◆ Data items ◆

******

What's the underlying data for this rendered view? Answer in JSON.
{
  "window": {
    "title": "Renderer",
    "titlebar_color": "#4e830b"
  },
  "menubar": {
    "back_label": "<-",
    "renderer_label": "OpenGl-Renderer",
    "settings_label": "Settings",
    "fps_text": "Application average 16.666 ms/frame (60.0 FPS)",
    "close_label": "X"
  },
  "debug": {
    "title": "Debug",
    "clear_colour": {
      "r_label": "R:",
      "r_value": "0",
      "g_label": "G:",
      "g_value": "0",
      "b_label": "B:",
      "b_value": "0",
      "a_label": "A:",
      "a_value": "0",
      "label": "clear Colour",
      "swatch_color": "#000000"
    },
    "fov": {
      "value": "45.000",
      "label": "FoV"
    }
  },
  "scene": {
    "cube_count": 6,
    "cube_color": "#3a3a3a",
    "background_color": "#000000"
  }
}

******

◆ Directive ◆
Word for word, write out all of the data above.

◆ Final answer ◆
What's the underlying data for this rendered view? Answer in JSON.
{
  "window": {
    "title": "Renderer",
    "titlebar_color": "#4e830b"
  },
  "menubar": {
    "back_label": "<-",
    "renderer_label": "OpenGl-Renderer",
    "settings_label": "Settings",
    "fps_text": "Application average 16.666 ms/frame (60.0 FPS)",
    "close_label": "X"
  },
  "debug": {
    "title": "Debug",
    "clear_colour": {
      "r_label": "R:",
      "r_value": "0",
      "g_label": "G:",
      "g_value": "0",
      "b_label": "B:",
      "b_value": "0",
      "a_label": "A:",
      "a_value": "0",
      "label": "clear Colour",
      "swatch_color": "#000000"
    },
    "fov": {
      "value": "45.000",
      "label": "FoV"
    }
  },
  "scene": {
    "cube_count": 6,
    "cube_color": "#3a3a3a",
    "background_color": "#000000"
  }
}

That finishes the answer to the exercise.